[[ Data shown open ]]

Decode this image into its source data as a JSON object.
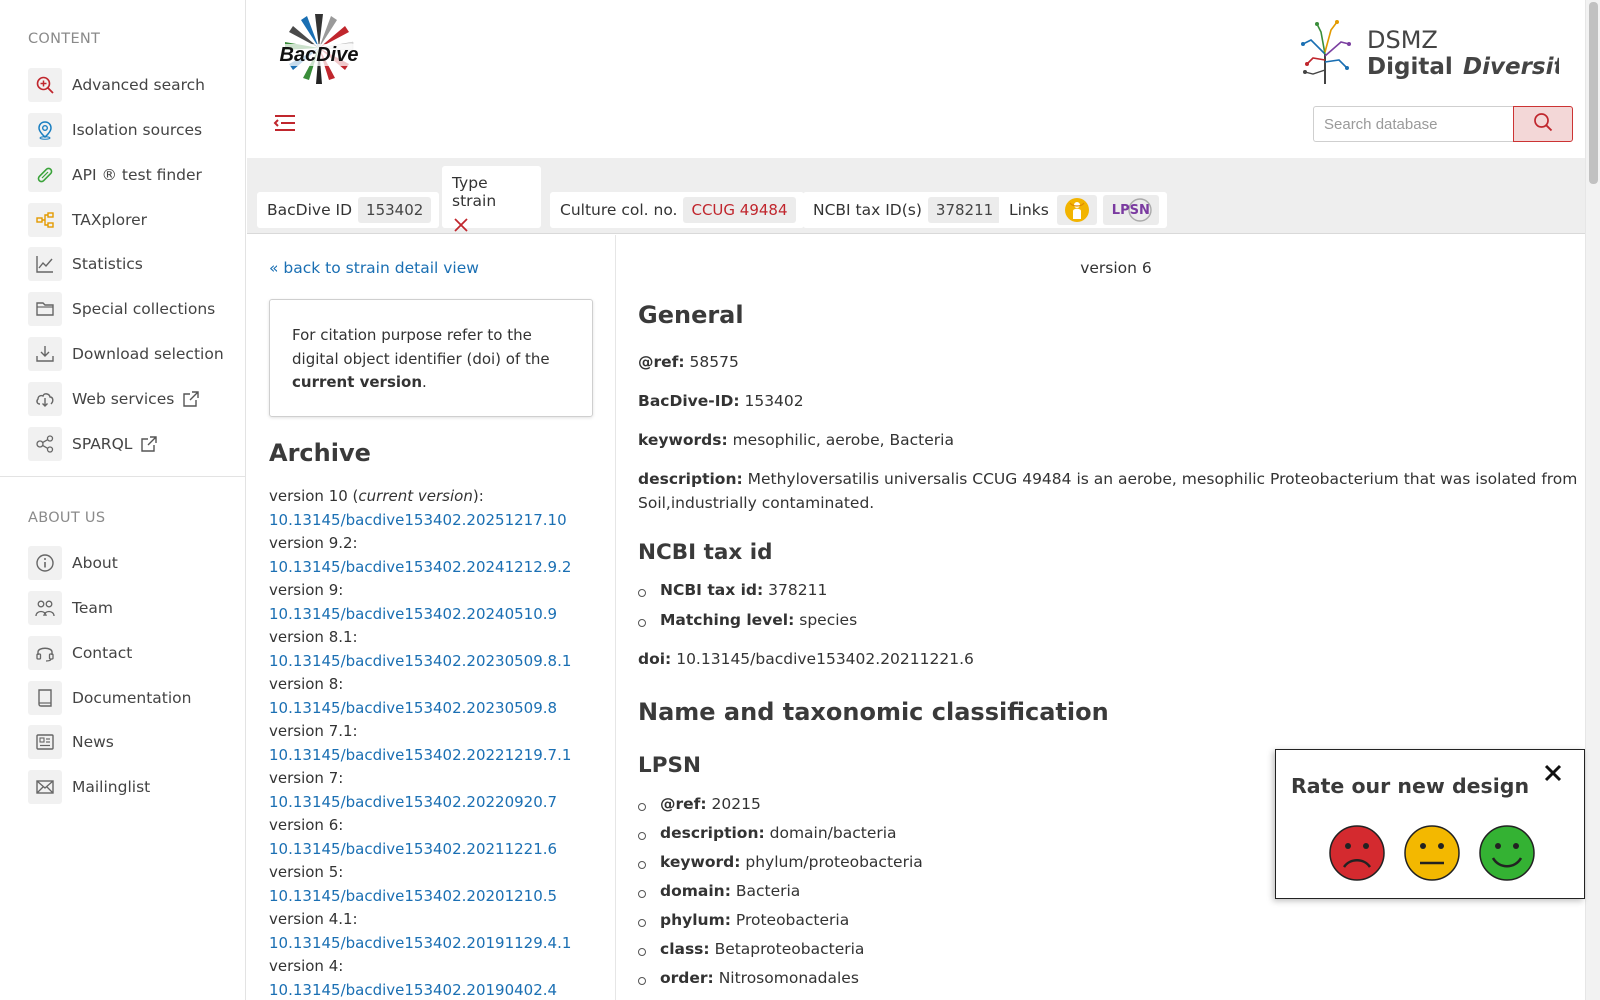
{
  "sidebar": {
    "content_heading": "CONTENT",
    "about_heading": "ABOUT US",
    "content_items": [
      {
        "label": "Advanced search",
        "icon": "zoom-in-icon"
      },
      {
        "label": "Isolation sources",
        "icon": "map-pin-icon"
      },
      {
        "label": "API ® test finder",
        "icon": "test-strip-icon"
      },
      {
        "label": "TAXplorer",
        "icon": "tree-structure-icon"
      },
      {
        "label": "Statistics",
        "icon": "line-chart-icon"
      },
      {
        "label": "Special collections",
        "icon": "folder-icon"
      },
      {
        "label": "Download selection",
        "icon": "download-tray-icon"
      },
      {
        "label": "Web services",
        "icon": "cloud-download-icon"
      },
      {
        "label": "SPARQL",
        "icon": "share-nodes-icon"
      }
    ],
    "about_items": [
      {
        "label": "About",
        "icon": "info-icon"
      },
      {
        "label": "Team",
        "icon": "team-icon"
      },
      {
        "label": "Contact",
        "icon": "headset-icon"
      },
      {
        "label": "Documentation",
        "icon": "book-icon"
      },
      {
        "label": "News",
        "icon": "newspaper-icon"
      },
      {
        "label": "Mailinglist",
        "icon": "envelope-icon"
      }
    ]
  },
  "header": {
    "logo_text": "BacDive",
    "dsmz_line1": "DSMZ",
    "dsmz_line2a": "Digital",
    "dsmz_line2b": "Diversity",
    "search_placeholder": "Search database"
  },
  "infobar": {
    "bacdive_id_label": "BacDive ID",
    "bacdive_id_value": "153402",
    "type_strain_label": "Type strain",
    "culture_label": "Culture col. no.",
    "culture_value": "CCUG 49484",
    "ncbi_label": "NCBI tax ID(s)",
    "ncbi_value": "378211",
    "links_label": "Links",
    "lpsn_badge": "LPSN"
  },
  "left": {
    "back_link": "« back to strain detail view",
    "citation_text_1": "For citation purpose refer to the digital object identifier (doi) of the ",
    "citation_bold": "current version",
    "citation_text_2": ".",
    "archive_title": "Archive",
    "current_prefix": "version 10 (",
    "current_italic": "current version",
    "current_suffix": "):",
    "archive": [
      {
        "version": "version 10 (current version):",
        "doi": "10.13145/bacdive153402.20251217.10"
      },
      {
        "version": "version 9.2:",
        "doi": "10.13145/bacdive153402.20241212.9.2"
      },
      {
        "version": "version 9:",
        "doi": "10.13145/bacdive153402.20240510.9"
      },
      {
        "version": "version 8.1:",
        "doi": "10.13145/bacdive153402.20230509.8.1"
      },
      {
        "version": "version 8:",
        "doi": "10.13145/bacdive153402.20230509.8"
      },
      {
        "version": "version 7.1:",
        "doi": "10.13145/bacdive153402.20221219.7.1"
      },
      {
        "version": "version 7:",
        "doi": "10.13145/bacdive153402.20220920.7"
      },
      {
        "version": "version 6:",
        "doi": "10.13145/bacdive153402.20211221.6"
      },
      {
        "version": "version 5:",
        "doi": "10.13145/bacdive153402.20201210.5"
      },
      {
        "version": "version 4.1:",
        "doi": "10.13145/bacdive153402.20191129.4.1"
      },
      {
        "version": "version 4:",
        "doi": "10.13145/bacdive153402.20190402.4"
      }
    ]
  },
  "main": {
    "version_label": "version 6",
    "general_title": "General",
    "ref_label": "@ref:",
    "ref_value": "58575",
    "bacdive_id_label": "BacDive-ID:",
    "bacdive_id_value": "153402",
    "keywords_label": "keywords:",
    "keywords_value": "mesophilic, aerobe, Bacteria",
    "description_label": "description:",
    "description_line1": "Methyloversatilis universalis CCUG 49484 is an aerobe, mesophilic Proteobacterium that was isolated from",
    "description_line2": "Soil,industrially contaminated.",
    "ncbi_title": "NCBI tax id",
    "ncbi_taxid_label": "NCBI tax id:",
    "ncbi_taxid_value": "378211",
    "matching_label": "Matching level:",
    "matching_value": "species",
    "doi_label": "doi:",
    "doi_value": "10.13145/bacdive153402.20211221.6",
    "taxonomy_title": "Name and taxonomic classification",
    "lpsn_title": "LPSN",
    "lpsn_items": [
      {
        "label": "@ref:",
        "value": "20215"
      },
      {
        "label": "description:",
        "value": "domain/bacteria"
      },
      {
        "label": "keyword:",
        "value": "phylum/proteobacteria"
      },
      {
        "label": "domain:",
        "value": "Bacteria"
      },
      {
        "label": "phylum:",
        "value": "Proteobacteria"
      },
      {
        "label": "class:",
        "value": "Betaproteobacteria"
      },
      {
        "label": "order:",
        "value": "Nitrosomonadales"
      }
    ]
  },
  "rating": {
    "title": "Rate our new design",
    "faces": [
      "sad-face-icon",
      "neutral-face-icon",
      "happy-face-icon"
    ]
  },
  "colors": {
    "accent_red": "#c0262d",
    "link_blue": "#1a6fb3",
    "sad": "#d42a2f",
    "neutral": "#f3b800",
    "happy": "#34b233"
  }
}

[[ Data shown closed ]]

**Your objective**
Look through the material for "strain". Copy each line that has it.

**Completed exercise**
    "type_strain_label": "Type strain",
    "back_link": "« back to strain detail view",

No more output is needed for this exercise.